**Given request**
Gather up every line that includes the string "xlabel".

**Records supplied**
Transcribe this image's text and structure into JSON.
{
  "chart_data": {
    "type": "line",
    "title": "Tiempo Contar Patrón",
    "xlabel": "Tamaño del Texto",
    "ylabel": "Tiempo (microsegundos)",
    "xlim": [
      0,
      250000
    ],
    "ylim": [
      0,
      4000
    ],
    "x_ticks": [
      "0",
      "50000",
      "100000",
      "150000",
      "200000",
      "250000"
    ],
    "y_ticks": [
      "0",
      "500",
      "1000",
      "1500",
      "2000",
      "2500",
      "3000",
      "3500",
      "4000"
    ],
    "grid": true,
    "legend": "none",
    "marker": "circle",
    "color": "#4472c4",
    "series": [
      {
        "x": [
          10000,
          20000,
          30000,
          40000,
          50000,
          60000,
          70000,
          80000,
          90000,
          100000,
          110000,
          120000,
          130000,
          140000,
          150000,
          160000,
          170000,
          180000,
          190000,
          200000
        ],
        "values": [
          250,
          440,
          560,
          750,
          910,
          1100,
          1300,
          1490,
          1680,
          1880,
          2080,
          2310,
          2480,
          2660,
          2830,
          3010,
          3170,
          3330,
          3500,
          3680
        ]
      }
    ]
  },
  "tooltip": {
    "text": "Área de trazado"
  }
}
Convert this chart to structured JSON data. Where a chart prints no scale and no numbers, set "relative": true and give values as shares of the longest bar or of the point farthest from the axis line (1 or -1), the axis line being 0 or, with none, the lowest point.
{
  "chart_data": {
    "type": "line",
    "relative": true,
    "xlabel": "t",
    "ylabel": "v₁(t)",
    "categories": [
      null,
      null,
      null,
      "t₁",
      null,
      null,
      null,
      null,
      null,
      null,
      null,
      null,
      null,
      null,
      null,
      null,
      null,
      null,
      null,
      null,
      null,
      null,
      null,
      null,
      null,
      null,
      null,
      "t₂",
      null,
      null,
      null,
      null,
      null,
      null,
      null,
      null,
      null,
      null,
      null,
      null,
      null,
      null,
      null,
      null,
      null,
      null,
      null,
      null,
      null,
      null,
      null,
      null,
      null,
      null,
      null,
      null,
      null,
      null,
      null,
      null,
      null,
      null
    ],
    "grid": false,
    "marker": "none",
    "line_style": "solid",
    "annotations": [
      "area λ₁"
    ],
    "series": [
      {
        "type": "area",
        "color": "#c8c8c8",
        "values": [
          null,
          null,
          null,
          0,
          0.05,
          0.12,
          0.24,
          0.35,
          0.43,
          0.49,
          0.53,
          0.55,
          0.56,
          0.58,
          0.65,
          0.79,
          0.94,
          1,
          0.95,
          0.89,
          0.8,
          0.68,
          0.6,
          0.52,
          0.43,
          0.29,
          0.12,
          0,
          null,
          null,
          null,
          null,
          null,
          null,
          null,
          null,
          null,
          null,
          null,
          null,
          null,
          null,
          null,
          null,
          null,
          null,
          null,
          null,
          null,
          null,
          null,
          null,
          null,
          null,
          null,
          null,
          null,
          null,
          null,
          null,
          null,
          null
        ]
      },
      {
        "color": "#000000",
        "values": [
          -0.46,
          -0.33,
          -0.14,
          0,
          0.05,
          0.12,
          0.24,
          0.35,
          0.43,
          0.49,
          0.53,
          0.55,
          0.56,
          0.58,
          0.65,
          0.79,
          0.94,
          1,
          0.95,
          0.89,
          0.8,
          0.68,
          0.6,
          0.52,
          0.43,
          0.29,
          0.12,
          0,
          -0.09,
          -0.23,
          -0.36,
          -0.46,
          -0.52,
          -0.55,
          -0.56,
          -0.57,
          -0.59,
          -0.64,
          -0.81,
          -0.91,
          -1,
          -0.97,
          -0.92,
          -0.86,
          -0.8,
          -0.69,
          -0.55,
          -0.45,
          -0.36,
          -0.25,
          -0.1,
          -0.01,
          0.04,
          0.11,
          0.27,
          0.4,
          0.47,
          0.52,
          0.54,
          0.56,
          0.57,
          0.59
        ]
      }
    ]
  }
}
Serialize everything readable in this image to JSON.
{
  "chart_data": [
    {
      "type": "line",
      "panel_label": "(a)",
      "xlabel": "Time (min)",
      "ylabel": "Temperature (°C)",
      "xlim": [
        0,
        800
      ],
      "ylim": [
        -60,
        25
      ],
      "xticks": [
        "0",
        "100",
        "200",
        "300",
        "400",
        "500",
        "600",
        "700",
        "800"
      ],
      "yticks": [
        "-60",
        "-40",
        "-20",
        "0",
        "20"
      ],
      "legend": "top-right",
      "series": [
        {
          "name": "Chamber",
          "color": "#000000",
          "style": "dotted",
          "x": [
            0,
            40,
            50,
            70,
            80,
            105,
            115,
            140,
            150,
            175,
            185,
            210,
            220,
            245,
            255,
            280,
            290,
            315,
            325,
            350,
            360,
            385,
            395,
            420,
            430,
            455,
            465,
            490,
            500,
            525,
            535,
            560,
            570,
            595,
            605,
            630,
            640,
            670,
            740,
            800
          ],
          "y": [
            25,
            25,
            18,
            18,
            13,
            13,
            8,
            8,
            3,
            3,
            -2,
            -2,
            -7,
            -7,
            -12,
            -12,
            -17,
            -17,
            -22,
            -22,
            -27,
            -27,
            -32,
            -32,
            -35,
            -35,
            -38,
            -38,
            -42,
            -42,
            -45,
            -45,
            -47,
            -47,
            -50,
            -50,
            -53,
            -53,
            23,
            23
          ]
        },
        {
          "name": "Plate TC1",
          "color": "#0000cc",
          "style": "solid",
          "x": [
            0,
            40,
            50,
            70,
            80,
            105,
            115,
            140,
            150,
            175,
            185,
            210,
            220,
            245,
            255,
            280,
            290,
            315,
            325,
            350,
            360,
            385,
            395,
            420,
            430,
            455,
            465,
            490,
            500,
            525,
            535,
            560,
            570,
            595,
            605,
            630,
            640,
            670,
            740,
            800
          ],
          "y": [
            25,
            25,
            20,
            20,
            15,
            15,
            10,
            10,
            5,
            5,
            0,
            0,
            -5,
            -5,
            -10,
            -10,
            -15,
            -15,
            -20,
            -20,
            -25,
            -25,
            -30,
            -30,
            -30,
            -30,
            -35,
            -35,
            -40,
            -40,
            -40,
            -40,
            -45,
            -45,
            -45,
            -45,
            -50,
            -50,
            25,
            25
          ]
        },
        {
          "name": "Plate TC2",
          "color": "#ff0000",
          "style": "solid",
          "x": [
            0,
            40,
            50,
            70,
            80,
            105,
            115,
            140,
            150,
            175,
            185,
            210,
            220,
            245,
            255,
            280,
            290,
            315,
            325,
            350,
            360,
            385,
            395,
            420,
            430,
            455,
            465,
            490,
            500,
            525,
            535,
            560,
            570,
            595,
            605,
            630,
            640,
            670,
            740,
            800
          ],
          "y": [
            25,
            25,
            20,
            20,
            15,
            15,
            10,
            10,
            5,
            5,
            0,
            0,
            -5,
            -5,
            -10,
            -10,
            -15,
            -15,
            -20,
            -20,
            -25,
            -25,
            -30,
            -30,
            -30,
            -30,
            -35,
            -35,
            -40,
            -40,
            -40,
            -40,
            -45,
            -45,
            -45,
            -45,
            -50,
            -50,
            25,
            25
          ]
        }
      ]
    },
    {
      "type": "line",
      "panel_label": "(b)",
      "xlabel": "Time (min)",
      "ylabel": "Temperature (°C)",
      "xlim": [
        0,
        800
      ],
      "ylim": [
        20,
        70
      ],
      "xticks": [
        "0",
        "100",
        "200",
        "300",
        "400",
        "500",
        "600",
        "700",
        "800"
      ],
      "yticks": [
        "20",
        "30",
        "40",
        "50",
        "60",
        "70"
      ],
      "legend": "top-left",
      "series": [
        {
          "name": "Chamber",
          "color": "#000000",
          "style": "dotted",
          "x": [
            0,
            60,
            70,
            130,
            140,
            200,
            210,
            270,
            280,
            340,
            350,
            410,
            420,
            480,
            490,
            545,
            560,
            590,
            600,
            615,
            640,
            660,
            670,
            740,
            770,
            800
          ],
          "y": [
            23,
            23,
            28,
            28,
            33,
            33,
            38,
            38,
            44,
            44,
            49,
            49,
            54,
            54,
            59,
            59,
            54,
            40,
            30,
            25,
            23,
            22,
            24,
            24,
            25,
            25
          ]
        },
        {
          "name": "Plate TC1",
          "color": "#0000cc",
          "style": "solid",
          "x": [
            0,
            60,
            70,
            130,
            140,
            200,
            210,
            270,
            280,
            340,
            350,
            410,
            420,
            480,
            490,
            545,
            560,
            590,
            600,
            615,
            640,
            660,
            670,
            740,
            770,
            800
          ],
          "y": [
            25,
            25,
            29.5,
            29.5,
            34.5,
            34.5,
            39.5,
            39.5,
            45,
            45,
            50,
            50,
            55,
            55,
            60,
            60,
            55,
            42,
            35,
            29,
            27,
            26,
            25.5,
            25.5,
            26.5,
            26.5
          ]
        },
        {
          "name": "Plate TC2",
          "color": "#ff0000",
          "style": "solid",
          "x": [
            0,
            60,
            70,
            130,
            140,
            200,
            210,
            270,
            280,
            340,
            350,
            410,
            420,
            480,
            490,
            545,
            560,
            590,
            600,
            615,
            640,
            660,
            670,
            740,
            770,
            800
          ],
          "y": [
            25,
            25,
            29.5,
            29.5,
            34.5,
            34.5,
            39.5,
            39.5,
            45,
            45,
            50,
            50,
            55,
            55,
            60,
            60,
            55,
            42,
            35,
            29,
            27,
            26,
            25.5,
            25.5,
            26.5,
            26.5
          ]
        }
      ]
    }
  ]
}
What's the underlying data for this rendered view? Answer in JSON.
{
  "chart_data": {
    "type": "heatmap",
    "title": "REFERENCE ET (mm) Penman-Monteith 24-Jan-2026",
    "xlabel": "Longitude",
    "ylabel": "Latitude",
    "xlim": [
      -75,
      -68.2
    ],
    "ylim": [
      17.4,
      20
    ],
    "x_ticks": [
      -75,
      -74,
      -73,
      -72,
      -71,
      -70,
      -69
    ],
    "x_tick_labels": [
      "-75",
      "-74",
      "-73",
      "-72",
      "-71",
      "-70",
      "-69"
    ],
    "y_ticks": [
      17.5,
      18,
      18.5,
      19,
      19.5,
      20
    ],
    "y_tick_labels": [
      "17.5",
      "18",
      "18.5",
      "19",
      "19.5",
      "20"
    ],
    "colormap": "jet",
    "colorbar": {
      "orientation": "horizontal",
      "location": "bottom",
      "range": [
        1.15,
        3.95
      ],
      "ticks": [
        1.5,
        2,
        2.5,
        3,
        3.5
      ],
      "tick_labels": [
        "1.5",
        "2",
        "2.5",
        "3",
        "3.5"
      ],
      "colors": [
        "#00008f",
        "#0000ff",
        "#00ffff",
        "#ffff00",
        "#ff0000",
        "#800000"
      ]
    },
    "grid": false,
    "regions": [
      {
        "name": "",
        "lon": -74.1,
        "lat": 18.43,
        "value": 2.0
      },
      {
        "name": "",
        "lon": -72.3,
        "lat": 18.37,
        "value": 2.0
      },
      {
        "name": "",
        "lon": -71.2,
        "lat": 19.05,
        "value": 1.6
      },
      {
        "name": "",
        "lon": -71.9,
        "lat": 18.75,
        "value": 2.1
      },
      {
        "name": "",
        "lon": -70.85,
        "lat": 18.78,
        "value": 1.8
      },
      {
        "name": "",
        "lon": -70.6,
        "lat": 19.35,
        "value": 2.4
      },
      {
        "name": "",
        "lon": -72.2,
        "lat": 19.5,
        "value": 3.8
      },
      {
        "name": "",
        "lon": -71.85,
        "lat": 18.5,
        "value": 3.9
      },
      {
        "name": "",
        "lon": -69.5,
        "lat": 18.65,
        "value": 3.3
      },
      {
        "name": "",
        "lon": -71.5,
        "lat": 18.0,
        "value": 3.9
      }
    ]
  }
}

**Expected answer**
    "xlabel": "Tamaño del Texto",
    "xlabel": "t",
      "xlabel": "Time (min)",
      "xlabel": "Time (min)",
    "xlabel": "Longitude",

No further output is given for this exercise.